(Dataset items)
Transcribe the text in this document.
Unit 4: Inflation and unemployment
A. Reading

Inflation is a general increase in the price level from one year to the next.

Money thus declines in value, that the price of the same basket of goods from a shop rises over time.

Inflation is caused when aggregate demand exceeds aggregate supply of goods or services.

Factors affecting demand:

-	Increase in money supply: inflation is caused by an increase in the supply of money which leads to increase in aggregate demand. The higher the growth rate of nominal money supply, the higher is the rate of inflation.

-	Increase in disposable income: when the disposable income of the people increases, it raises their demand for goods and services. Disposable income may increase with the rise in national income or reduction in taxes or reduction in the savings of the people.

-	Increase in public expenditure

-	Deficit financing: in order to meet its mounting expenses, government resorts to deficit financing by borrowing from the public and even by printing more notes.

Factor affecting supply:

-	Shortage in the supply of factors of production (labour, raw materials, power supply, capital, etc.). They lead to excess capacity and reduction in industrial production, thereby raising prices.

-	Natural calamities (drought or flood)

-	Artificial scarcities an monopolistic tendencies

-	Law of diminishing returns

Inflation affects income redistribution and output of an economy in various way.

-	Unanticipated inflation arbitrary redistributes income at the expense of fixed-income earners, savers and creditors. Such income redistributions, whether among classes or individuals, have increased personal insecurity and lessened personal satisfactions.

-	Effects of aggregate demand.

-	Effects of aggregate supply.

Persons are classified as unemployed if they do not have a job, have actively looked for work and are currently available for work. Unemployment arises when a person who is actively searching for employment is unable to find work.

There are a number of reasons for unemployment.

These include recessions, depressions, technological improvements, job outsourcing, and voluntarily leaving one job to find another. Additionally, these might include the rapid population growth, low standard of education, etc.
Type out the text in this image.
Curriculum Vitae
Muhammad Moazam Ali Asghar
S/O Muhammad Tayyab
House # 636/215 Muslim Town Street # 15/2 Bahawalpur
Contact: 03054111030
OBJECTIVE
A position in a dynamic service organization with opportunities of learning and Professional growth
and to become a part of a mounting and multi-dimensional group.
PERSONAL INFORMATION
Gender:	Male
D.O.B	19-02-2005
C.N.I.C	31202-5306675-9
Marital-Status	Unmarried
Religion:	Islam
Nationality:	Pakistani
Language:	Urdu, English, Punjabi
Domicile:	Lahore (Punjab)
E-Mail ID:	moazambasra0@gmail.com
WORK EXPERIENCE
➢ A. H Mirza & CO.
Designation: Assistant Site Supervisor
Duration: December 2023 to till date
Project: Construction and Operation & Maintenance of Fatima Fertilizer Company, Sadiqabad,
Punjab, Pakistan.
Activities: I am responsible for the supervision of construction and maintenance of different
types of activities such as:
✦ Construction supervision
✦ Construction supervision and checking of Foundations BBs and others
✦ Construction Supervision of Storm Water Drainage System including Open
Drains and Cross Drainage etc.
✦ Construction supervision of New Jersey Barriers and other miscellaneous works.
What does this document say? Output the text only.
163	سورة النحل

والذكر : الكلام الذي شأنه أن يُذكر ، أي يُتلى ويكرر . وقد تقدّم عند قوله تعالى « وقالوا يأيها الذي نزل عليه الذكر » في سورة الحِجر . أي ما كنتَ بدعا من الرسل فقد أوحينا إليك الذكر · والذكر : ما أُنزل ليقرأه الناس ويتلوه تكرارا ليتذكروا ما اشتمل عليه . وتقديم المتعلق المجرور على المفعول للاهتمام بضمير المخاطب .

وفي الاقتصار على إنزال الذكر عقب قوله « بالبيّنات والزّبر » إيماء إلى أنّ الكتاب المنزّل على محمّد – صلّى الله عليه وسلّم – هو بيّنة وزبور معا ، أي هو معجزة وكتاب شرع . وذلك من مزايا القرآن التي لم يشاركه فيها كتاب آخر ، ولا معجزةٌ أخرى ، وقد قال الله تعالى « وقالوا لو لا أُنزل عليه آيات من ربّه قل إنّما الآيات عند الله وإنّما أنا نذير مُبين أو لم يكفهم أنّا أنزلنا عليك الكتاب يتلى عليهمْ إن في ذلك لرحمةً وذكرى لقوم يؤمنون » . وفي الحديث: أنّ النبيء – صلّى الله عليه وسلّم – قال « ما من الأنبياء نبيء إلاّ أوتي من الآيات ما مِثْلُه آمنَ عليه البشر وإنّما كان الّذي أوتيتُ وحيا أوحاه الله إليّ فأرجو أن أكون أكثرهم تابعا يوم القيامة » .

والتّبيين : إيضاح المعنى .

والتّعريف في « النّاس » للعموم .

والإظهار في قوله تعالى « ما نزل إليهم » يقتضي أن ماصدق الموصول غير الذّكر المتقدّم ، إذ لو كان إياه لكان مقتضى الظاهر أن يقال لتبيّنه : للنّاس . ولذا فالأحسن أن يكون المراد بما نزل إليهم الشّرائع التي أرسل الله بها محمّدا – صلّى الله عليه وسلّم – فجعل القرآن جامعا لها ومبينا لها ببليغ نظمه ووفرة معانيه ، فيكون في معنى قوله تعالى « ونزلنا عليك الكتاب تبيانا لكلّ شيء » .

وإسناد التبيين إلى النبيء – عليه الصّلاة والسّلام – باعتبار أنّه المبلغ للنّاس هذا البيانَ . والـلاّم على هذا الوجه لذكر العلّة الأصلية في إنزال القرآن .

GIVEN EXERCISE -
Give again only the lines starting at the one that contains "What does this" and running to the end of the data.

FINAL ANSWER -
What does this document say? Output the text only.
163	سورة النحل

والذكر : الكلام الذي شأنه أن يُذكر ، أي يُتلى ويكرر . وقد تقدّم عند قوله تعالى « وقالوا يأيها الذي نزل عليه الذكر » في سورة الحِجر . أي ما كنتَ بدعا من الرسل فقد أوحينا إليك الذكر · والذكر : ما أُنزل ليقرأه الناس ويتلوه تكرارا ليتذكروا ما اشتمل عليه . وتقديم المتعلق المجرور على المفعول للاهتمام بضمير المخاطب .

وفي الاقتصار على إنزال الذكر عقب قوله « بالبيّنات والزّبر » إيماء إلى أنّ الكتاب المنزّل على محمّد – صلّى الله عليه وسلّم – هو بيّنة وزبور معا ، أي هو معجزة وكتاب شرع . وذلك من مزايا القرآن التي لم يشاركه فيها كتاب آخر ، ولا معجزةٌ أخرى ، وقد قال الله تعالى « وقالوا لو لا أُنزل عليه آيات من ربّه قل إنّما الآيات عند الله وإنّما أنا نذير مُبين أو لم يكفهم أنّا أنزلنا عليك الكتاب يتلى عليهمْ إن في ذلك لرحمةً وذكرى لقوم يؤمنون » . وفي الحديث: أنّ النبيء – صلّى الله عليه وسلّم – قال « ما من الأنبياء نبيء إلاّ أوتي من الآيات ما مِثْلُه آمنَ عليه البشر وإنّما كان الّذي أوتيتُ وحيا أوحاه الله إليّ فأرجو أن أكون أكثرهم تابعا يوم القيامة » .

والتّبيين : إيضاح المعنى .

والتّعريف في « النّاس » للعموم .

والإظهار في قوله تعالى « ما نزل إليهم » يقتضي أن ماصدق الموصول غير الذّكر المتقدّم ، إذ لو كان إياه لكان مقتضى الظاهر أن يقال لتبيّنه : للنّاس . ولذا فالأحسن أن يكون المراد بما نزل إليهم الشّرائع التي أرسل الله بها محمّدا – صلّى الله عليه وسلّم – فجعل القرآن جامعا لها ومبينا لها ببليغ نظمه ووفرة معانيه ، فيكون في معنى قوله تعالى « ونزلنا عليك الكتاب تبيانا لكلّ شيء » .

وإسناد التبيين إلى النبيء – عليه الصّلاة والسّلام – باعتبار أنّه المبلغ للنّاس هذا البيانَ . والـلاّم على هذا الوجه لذكر العلّة الأصلية في إنزال القرآن .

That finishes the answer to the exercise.